Problem requirements =
Below, find each line holding "value" and state how many there are, using the number alone.

Dataset =

#####

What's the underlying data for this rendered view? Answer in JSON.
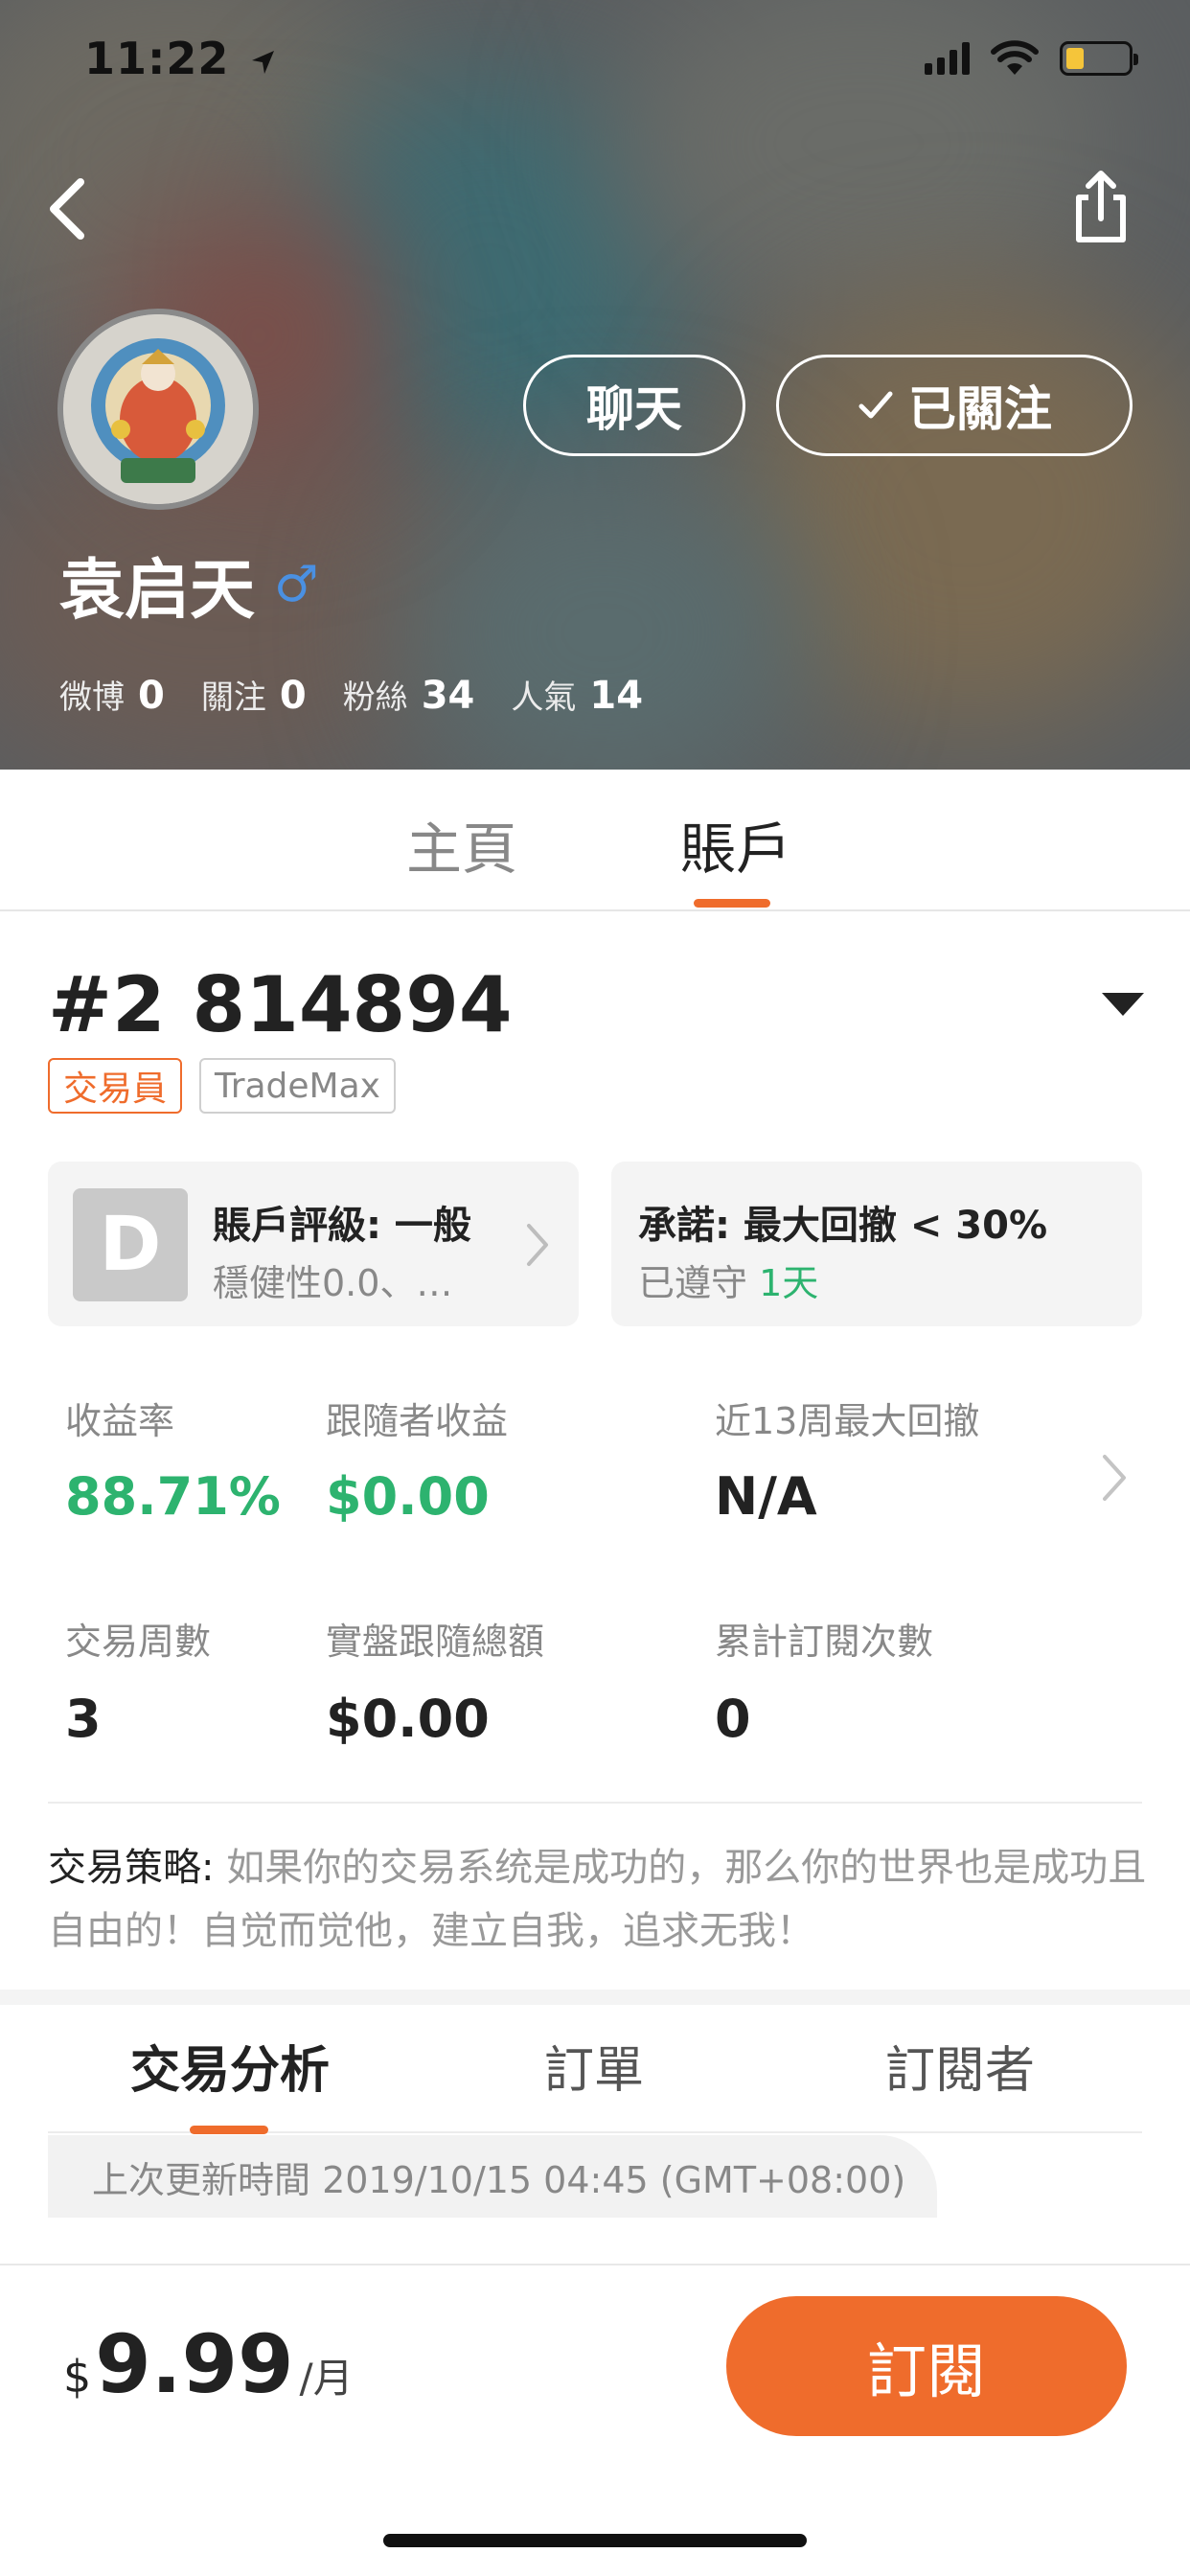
{
  "status_bar": {
    "time": "11:22"
  },
  "profile": {
    "name": "袁启天",
    "gender_symbol": "♂",
    "chat_label": "聊天",
    "follow_label": "已關注",
    "stats": [
      {
        "label": "微博",
        "value": "0"
      },
      {
        "label": "關注",
        "value": "0"
      },
      {
        "label": "粉絲",
        "value": "34"
      },
      {
        "label": "人氣",
        "value": "14"
      }
    ]
  },
  "main_tabs": [
    {
      "label": "主頁",
      "active": false
    },
    {
      "label": "賬戶",
      "active": true
    }
  ],
  "account": {
    "number": "#2 814894",
    "tags": [
      "交易員",
      "TradeMax"
    ],
    "rating_grade": "D",
    "rating_title": "賬戶評級: 一般",
    "rating_sub": "穩健性0.0、…",
    "promise_title": "承諾: 最大回撤 < 30%",
    "promise_sub": "已遵守",
    "promise_days": "1天"
  },
  "metrics": [
    {
      "label": "收益率",
      "value": "88.71%",
      "color": "#2db36f"
    },
    {
      "label": "跟隨者收益",
      "value": "$0.00",
      "color": "#2db36f"
    },
    {
      "label": "近13周最大回撤",
      "value": "N/A"
    },
    {
      "label": "交易周數",
      "value": "3"
    },
    {
      "label": "實盤跟隨總額",
      "value": "$0.00"
    },
    {
      "label": "累計訂閱次數",
      "value": "0"
    }
  ],
  "strategy": {
    "label": "交易策略:",
    "text": " 如果你的交易系统是成功的，那么你的世界也是成功且自由的！自觉而觉他，建立自我，追求无我！"
  },
  "sub_tabs": [
    {
      "label": "交易分析",
      "active": true
    },
    {
      "label": "訂單",
      "active": false
    },
    {
      "label": "訂閱者",
      "active": false
    }
  ],
  "last_update": "上次更新時間 2019/10/15 04:45 (GMT+08:00)",
  "subscription": {
    "currency": "$",
    "amount": "9.99",
    "period": "/月",
    "button_label": "訂閱"
  },
  "colors": {
    "accent": "#ef6c2c",
    "positive": "#2db36f",
    "gender": "#4a90e2"
  },
  "icons": [
    "navigation-arrow-icon",
    "signal-icon",
    "wifi-icon",
    "battery-icon",
    "back-icon",
    "share-icon",
    "checkmark-icon",
    "chevron-right-icon",
    "dropdown-triangle-icon"
  ]
}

#####

Solution for this task =
10